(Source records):
= = =

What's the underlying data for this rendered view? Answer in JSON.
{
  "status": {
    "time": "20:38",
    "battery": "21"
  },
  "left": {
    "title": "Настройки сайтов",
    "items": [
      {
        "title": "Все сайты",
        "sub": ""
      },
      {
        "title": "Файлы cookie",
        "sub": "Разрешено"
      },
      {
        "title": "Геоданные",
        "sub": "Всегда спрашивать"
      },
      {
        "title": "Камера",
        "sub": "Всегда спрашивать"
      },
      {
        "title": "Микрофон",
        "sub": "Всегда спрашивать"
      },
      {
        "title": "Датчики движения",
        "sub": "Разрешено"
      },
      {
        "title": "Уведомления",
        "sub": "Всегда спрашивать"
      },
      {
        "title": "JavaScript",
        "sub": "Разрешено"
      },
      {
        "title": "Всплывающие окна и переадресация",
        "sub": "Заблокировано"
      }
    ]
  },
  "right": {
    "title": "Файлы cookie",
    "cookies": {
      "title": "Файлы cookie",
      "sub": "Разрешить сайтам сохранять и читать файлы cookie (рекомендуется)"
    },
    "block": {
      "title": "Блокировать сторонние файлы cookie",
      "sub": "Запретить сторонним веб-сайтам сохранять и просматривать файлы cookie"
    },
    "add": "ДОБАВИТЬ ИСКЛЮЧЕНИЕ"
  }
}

= = =

(Written instruction): Look through the records and gather every line containing "сайтам".

(Response to the task):
      "sub": "Разрешить сайтам сохранять и читать файлы cookie (рекомендуется)"
      "sub": "Запретить сторонним веб-сайтам сохранять и просматривать файлы cookie"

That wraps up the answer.